▸ **INSTRUCTION**: Work out the number of lines with "title" in them. Reply with that number and no other words.

▸ **EXCERPTED RECORDS**:
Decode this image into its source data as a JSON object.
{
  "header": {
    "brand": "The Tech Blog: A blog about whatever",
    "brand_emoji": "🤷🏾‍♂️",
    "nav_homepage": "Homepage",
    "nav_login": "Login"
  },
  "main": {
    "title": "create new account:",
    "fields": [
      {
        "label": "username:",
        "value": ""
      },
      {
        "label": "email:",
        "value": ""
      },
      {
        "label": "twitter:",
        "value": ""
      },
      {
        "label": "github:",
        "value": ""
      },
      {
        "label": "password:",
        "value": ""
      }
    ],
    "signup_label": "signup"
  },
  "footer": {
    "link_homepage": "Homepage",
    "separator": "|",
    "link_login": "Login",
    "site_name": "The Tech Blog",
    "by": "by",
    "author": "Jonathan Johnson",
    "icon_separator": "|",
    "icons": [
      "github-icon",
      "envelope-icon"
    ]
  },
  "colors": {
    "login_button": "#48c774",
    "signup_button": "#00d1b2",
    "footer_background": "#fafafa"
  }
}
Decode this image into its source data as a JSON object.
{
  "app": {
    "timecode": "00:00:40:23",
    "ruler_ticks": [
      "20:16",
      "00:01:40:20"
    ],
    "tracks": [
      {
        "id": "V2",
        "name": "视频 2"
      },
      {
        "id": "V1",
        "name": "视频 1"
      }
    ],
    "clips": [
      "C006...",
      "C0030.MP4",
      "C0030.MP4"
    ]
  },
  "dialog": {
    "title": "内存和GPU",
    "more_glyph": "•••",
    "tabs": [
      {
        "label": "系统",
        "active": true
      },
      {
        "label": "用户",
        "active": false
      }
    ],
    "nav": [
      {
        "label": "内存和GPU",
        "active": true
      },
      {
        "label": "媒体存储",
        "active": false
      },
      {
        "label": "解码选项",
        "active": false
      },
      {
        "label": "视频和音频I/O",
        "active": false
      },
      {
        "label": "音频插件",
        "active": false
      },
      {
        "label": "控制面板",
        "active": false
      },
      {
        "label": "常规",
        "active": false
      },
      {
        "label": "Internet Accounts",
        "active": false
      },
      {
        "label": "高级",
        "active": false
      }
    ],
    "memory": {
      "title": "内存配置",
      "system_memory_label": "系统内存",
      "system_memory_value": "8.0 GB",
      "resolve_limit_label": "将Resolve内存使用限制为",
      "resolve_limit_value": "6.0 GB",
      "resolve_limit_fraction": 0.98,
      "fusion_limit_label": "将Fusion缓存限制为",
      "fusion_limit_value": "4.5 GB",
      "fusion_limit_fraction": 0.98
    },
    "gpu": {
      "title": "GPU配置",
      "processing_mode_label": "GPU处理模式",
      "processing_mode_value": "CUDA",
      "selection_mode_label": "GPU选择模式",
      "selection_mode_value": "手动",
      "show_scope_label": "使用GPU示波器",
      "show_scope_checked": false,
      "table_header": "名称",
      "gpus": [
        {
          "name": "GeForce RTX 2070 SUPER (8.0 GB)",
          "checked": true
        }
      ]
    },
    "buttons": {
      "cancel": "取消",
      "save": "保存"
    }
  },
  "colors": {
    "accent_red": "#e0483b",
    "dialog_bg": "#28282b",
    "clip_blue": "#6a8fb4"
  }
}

▸ **FINISHED ANSWER**: 4